| WORK INSTRUCTIONS |
Check every line of the entries for "learning", and copy the lines that hold it.

| Data entries |
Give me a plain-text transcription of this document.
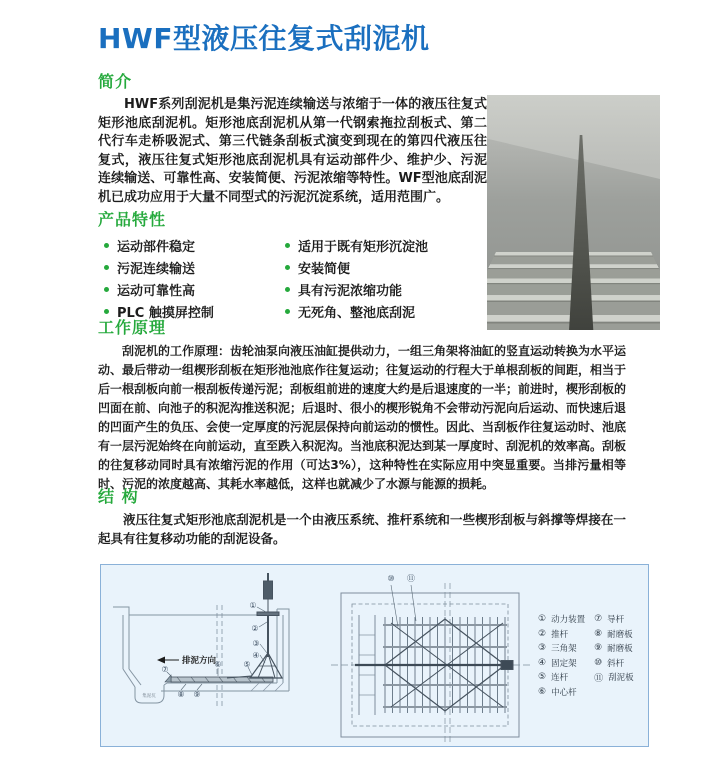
HWF型液压往复式刮泥机
简介

HWF系列刮泥机是集污泥连续输送与浓缩于一体的液压往复式矩形池底刮泥机。矩形池底刮泥机从第一代钢索拖拉刮板式、第二代行车走桥吸泥式、第三代链条刮板式演变到现在的第四代液压往复式，液压往复式矩形池底刮泥机具有运动部件少、维护少、污泥连续输送、可靠性高、安装简便、污泥浓缩等特性。WF型池底刮泥机已成功应用于大量不同型式的污泥沉淀系统，适用范围广。

产品特性
运动部件稳定
污泥连续输送
运动可靠性高
PLC 触摸屏控制
适用于既有矩形沉淀池
安装简便
具有污泥浓缩功能
无死角、整池底刮泥
工作原理

刮泥机的工作原理：齿轮油泵向液压油缸提供动力，一组三角架将油缸的竖直运动转换为水平运动、最后带动一组楔形刮板在矩形池池底作往复运动；往复运动的行程大于单根刮板的间距，相当于后一根刮板向前一根刮板传递污泥；刮板组前进的速度大约是后退速度的一半；前进时，楔形刮板的凹面在前、向池子的积泥沟推送积泥；后退时、很小的楔形锐角不会带动污泥向后运动、而快速后退的凹面产生的负压、会使一定厚度的污泥层保持向前运动的惯性。因此、当刮板作往复运动时、池底有一层污泥始终在向前运动，直至跌入积泥沟。当池底积泥达到某一厚度时、刮泥机的效率高。刮板的往复移动同时具有浓缩污泥的作用（可达3%），这种特性在实际应用中突显重要。当排污量相等时、污泥的浓度越高、其耗水率越低，这样也就减少了水源与能源的损耗。

结 构

液压往复式矩形池底刮泥机是一个由液压系统、推杆系统和一些楔形刮板与斜撑等焊接在一起具有往复移动功能的刮泥设备。

①
②
③
④
⑤
⑥
⑦
⑧ ⑨
排泥方向
集泥坑
⑩ ⑪
① 动力装置
② 推杆
③ 三角架
④ 固定架
⑤ 连杆
⑥ 中心杆
⑦ 导杆
⑧ 耐磨板
⑨ 耐磨板
⑩ 斜杆
⑪ 刮泥板
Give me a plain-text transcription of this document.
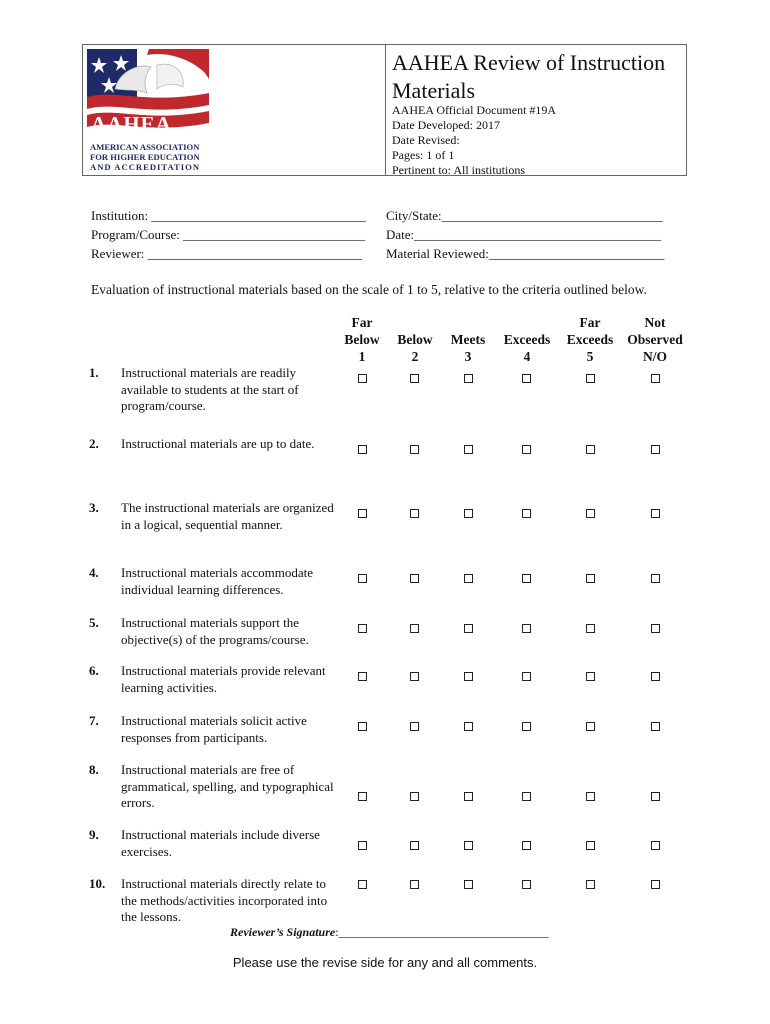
AAHEA
AMERICAN ASSOCIATION
FOR HIGHER EDUCATION
AND ACCREDITATION
AAHEA Review of Instruction Materials
AAHEA Official Document #19A
Date Developed: 2017
Date Revised:
Pages: 1 of 1
Pertinent to: All institutions
Institution: _________________________________ City/State:__________________________________
Program/Course: ____________________________ Date:______________________________________
Reviewer: _________________________________ Material Reviewed:___________________________
Evaluation of instructional materials based on the scale of 1 to 5, relative to the criteria outlined below.
Far
Below
1

Below
2

Meets
3

Exceeds
4
Far
Exceeds
5
Not
Observed
N/O
1. Instructional materials are readily available to students at the start of program/course.
2. Instructional materials are up to date.
3. The instructional materials are organized in a logical, sequential manner.
4. Instructional materials accommodate individual learning differences.
5. Instructional materials support the objective(s) of the programs/course.
6. Instructional materials provide relevant learning activities.
7. Instructional materials solicit active responses from participants.
8. Instructional materials are free of grammatical, spelling, and typographical errors.
9. Instructional materials include diverse exercises.
10. Instructional materials directly relate to the methods/activities incorporated into the lessons.
Reviewer’s Signature:___________________________________
Please use the revise side for any and all comments.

| ANSWER TO THIS TASK |
4. Instructional materials accommodate individual learning differences.
6. Instructional materials provide relevant learning activities.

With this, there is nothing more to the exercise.